Exercise details: Please report every line from the material that contains the word "zich".

Extracted data entries:
..............................

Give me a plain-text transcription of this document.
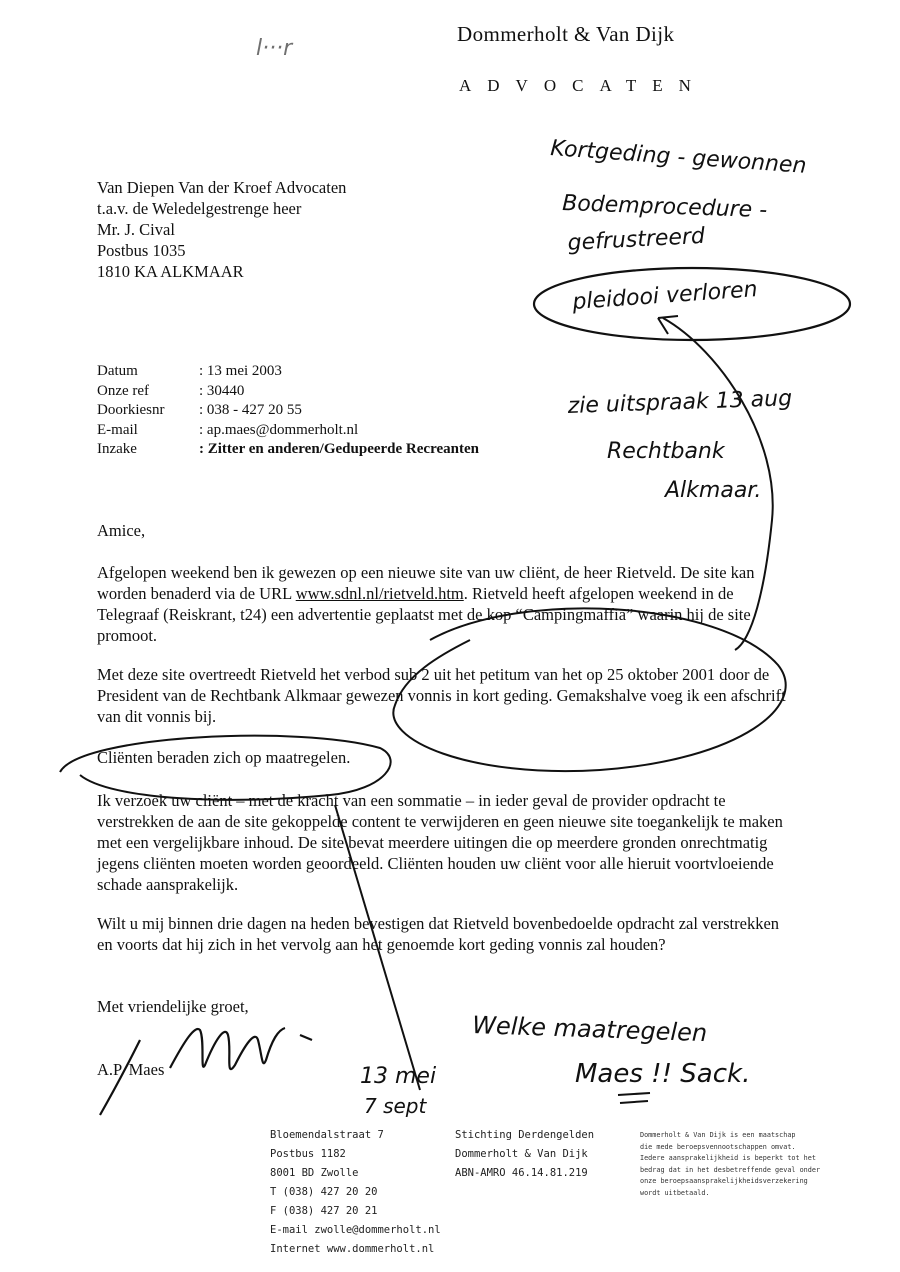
Dommerholt & Van Dijk
ADVOCATEN
Van Diepen Van der Kroef Advocaten
t.a.v. de Weledelgestrenge heer
Mr. J. Cival
Postbus 1035
1810 KA ALKMAAR
Datum	: 13 mei 2003
Onze ref	: 30440
Doorkiesnr	: 038 - 427 20 55
E-mail	: ap.maes@dommerholt.nl
Inzake	: Zitter en anderen/Gedupeerde Recreanten
Amice,

Afgelopen weekend ben ik gewezen op een nieuwe site van uw cliënt, de heer Rietveld. De site kan worden benaderd via de URL www.sdnl.nl/rietveld.htm. Rietveld heeft afgelopen weekend in de Telegraaf (Reiskrant, t24) een advertentie geplaatst met de kop “Campingmaffia” waarin hij de site promoot.

Met deze site overtreedt Rietveld het verbod sub 2 uit het petitum van het op 25 oktober 2001 door de President van de Rechtbank Alkmaar gewezen vonnis in kort geding. Gemakshalve voeg ik een afschrift van dit vonnis bij.

Cliënten beraden zich op maatregelen.

Ik verzoek uw cliënt – met de kracht van een sommatie – in ieder geval de provider opdracht te verstrekken de aan de site gekoppelde content te verwijderen en geen nieuwe site toegankelijk te maken met een vergelijkbare inhoud. De site bevat meerdere uitingen die op meerdere gronden onrechtmatig jegens cliënten moeten worden geoordeeld. Cliënten houden uw cliënt voor alle hieruit voortvloeiende schade aansprakelijk.

Wilt u mij binnen drie dagen na heden bevestigen dat Rietveld bovenbedoelde opdracht zal verstrekken en voorts dat hij zich in het vervolg aan het genoemde kort geding vonnis zal houden?

Met vriendelijke groet,
A.P. Maes
Bloemendalstraat 7
Postbus 1182
8001 BD Zwolle
T (038) 427 20 20
F (038) 427 20 21
E-mail zwolle@dommerholt.nl
Internet www.dommerholt.nl
Stichting Derdengelden
Dommerholt & Van Dijk
ABN-AMRO 46.14.81.219
Dommerholt & Van Dijk is een maatschap
die mede beroepsvennootschappen omvat.
Iedere aansprakelijkheid is beperkt tot het
bedrag dat in het desbetreffende geval onder
onze beroepsaansprakelijkheidsverzekering
wordt uitbetaald.
l···r
Kortgeding - gewonnen
Bodemprocedure -
gefrustreerd
pleidooi verloren
zie uitspraak 13 aug
Rechtbank
Alkmaar.
Welke maatregelen
Maes !! Sack.
13 mei
7 sept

..............................

Solution to this exercise:
Cliënten beraden zich op maatregelen.
Wilt u mij binnen drie dagen na heden bevestigen dat Rietveld bovenbedoelde opdracht zal verstrekken en voorts dat hij zich in het vervolg aan het genoemde kort geding vonnis zal houden?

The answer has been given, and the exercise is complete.